Items from a data source
▼

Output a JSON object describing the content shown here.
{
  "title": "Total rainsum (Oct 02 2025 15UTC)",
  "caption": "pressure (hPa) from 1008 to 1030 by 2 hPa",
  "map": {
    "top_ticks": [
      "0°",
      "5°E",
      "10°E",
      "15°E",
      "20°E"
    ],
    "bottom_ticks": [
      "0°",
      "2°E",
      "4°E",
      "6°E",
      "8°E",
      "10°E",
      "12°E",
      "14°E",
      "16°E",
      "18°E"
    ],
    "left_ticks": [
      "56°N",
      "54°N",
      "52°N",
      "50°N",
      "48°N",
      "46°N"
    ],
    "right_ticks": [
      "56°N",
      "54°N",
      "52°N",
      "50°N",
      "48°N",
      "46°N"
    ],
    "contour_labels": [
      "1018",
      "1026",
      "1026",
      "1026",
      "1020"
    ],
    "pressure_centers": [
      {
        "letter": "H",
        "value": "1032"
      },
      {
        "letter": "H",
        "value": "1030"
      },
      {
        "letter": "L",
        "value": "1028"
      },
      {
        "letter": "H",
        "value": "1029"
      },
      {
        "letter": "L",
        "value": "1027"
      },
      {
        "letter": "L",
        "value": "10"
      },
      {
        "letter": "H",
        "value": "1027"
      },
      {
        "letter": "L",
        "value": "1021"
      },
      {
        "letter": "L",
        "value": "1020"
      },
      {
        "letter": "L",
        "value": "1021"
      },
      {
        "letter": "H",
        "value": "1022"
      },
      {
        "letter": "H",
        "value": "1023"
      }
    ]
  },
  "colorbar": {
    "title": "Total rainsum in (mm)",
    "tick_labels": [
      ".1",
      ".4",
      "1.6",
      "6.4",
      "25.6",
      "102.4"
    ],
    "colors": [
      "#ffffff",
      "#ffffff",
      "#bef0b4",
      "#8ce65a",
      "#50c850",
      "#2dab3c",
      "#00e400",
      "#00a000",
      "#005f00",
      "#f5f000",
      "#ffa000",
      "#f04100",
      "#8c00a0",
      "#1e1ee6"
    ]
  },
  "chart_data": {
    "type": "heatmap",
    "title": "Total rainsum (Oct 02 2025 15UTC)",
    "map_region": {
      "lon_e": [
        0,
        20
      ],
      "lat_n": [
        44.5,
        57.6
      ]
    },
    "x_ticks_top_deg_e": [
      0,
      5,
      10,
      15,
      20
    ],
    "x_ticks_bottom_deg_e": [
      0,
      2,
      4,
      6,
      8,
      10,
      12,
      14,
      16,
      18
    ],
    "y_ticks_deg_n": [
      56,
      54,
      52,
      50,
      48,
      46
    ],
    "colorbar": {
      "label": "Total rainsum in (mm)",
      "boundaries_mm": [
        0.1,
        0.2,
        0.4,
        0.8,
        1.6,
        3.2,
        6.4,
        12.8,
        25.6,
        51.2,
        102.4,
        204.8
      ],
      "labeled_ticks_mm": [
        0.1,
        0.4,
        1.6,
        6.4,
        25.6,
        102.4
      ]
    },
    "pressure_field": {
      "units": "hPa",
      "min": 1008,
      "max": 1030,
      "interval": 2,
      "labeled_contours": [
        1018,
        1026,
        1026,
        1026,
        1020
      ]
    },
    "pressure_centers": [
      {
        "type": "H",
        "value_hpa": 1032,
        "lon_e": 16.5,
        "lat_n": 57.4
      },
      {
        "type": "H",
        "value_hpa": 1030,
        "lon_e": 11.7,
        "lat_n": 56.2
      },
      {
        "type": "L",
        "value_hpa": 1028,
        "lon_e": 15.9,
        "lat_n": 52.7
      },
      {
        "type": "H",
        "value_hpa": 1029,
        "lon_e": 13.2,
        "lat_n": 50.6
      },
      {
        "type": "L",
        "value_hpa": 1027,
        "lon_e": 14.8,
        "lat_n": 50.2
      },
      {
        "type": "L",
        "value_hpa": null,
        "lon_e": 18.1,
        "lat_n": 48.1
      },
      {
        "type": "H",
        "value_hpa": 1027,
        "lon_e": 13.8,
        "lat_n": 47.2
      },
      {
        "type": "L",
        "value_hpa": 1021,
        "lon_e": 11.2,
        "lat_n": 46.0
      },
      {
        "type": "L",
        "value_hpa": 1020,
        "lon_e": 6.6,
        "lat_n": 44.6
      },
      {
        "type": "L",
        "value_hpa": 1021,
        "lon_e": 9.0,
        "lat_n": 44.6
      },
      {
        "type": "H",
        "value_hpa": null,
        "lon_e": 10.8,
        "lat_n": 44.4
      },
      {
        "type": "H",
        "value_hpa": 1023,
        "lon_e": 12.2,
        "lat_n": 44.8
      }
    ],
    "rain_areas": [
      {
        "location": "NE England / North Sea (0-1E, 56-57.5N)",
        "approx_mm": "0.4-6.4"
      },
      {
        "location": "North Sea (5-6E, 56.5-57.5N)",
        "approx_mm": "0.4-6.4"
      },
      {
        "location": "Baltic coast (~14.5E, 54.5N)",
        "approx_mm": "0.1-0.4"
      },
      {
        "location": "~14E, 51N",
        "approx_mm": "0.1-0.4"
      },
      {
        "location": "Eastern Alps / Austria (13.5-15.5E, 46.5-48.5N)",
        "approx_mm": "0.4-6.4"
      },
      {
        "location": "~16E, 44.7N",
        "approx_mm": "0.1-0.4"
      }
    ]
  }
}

▲

• _Problem_: Copy all lines of the material above where the string "title" occurs.

• _Answer to the exercise_:
  "title": "Total rainsum (Oct 02 2025 15UTC)",
    "title": "Total rainsum in (mm)",
    "title": "Total rainsum (Oct 02 2025 15UTC)",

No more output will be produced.